• [DO THIS]:
What is the number of lines containing the word "subtitle"? Give that number alone.

[Start THE RECORDS]

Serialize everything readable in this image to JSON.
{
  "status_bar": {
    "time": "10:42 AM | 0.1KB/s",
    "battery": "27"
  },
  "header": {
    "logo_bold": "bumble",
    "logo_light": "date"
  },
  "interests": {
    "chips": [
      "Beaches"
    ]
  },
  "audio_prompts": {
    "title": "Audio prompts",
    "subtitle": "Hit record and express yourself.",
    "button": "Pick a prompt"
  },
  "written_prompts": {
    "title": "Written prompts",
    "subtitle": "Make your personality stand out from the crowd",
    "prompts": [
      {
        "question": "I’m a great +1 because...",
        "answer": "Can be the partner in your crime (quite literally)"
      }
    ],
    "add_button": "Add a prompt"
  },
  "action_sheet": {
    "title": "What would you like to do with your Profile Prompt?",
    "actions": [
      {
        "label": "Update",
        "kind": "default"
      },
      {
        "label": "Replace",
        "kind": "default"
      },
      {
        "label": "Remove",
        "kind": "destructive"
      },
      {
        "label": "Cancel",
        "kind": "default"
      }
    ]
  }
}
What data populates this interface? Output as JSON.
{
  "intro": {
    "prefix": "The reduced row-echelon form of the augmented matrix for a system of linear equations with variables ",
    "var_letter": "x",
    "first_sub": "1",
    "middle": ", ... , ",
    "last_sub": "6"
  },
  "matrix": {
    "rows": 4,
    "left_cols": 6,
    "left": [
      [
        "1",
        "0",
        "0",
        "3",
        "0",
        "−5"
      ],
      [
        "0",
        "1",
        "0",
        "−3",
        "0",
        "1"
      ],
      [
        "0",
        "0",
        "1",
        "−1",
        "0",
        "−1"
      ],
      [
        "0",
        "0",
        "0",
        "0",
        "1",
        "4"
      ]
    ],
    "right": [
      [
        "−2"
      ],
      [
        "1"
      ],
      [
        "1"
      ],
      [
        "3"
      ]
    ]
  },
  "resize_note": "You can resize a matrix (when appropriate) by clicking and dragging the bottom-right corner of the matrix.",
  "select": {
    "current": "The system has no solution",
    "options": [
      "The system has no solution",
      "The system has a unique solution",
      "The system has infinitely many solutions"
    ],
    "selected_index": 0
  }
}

[End THE RECORDS]

• [RESULT OF THE TASK]:
2